Pull every line with the word "testailua" out of the entries below.

[Start of Supplied information]

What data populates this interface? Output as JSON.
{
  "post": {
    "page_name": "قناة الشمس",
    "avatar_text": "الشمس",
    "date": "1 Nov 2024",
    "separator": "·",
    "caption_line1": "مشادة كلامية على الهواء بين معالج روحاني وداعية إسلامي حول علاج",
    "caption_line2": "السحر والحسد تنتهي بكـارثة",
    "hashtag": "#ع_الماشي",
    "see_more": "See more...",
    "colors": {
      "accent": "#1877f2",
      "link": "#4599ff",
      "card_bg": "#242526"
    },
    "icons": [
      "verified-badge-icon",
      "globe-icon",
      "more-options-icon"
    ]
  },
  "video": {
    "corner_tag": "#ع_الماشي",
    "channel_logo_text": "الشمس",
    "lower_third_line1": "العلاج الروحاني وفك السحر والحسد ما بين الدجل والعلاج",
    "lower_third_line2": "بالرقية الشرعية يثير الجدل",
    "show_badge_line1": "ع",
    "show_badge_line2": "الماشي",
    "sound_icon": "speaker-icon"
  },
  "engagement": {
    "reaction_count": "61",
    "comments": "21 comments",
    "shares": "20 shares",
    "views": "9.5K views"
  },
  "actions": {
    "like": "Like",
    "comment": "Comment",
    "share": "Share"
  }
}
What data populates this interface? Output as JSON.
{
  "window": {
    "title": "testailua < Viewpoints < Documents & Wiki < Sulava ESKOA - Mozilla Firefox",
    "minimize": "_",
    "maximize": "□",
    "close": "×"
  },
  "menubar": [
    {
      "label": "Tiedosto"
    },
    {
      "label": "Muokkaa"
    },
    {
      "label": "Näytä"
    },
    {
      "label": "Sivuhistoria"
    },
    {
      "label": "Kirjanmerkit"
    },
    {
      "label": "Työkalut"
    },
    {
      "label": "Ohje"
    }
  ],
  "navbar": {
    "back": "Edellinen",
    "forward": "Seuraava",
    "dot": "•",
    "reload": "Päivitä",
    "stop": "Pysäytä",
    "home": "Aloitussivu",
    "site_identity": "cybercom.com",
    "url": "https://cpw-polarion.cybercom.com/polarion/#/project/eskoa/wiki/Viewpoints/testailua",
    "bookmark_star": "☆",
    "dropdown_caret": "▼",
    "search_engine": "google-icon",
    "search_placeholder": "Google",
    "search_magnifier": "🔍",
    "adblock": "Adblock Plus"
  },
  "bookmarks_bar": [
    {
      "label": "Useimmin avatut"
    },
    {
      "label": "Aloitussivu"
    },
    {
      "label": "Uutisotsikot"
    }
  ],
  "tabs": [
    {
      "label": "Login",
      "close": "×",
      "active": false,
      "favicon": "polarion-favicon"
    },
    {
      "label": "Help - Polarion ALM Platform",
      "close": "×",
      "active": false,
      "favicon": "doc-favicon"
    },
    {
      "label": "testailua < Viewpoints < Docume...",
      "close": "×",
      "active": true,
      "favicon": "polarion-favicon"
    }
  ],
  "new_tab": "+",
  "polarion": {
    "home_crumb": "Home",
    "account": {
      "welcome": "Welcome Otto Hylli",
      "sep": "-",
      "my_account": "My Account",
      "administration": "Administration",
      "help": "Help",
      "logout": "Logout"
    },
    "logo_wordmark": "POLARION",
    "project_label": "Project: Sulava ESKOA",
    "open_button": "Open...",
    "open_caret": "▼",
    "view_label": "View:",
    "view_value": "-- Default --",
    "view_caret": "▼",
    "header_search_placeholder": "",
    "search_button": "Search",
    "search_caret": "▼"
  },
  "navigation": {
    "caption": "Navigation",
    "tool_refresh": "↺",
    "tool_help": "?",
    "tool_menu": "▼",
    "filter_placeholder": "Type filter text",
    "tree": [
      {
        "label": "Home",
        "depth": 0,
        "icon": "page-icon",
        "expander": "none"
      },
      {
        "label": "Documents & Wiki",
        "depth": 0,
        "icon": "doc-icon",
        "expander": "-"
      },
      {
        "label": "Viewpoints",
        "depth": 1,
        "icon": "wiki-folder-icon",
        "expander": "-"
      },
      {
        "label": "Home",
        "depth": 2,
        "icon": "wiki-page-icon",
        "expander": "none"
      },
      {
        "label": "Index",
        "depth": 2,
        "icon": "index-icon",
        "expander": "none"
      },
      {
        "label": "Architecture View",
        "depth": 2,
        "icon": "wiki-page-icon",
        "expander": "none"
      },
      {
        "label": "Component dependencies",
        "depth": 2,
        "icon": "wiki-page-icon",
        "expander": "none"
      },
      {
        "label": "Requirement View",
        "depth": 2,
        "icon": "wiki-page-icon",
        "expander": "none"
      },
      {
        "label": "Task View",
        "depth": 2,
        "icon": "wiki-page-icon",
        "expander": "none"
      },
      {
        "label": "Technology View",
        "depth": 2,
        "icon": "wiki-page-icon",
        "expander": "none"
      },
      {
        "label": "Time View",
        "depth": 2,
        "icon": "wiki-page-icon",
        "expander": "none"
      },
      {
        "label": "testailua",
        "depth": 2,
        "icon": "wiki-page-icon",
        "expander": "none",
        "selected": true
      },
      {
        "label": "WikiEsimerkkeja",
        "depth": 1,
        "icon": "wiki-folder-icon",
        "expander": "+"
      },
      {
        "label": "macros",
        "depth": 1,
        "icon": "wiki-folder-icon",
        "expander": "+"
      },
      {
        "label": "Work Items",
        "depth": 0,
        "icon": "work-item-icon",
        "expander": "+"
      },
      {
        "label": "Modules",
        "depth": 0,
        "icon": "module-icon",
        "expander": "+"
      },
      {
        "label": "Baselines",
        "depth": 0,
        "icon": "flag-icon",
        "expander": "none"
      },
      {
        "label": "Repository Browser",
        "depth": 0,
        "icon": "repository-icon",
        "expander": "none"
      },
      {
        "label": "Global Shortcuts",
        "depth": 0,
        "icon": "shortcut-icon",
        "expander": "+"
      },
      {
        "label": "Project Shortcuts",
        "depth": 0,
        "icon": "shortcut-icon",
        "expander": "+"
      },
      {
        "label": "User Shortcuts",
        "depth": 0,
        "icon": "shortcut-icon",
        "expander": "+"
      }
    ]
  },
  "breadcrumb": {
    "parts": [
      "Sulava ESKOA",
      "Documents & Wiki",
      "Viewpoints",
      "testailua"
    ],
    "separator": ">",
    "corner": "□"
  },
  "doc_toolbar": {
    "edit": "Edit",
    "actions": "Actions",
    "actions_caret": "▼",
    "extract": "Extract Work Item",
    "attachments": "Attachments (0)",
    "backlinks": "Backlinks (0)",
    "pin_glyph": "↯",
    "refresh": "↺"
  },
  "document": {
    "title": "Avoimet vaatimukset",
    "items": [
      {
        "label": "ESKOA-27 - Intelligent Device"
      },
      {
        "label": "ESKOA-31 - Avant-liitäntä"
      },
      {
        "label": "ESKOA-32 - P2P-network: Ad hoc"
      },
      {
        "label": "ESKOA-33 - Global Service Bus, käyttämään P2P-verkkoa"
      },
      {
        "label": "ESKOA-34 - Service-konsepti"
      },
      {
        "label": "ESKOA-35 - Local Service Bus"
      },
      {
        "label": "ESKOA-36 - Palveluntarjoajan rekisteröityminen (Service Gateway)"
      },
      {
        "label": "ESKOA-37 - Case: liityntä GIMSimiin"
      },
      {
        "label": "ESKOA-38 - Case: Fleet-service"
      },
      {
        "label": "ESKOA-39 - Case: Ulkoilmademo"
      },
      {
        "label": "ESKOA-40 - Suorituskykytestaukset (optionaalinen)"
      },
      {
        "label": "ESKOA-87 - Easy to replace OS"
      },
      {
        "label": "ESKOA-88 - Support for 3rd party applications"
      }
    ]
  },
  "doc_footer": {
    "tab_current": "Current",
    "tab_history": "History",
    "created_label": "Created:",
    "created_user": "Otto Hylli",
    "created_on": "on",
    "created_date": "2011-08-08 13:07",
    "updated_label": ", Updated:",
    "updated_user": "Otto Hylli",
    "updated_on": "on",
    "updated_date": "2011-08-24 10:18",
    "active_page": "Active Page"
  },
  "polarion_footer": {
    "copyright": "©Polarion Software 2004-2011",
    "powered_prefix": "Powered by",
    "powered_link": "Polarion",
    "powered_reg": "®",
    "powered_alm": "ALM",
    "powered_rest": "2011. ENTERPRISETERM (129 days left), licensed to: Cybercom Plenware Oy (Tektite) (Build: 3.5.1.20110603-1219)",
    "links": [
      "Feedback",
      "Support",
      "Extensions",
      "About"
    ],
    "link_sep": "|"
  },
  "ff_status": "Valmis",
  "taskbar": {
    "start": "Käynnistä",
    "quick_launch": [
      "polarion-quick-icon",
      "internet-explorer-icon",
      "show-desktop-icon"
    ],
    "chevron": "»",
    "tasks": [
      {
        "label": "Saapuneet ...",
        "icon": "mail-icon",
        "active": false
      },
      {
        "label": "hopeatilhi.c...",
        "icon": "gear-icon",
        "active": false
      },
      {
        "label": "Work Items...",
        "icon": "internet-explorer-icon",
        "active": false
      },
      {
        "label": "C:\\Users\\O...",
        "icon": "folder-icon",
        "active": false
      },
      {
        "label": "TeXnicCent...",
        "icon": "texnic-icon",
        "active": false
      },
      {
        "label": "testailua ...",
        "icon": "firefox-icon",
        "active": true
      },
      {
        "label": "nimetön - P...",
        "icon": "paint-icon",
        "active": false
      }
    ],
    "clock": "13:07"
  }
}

[End of Supplied information]

**Response to the task**
    "title": "testailua < Viewpoints < Documents & Wiki < Sulava ESKOA - Mozilla Firefox",
    "url": "https://cpw-polarion.cybercom.com/polarion/#/project/eskoa/wiki/Viewpoints/testailua",
      "label": "testailua < Viewpoints < Docume...",
        "label": "testailua",
      "testailua"
        "label": "testailua ...",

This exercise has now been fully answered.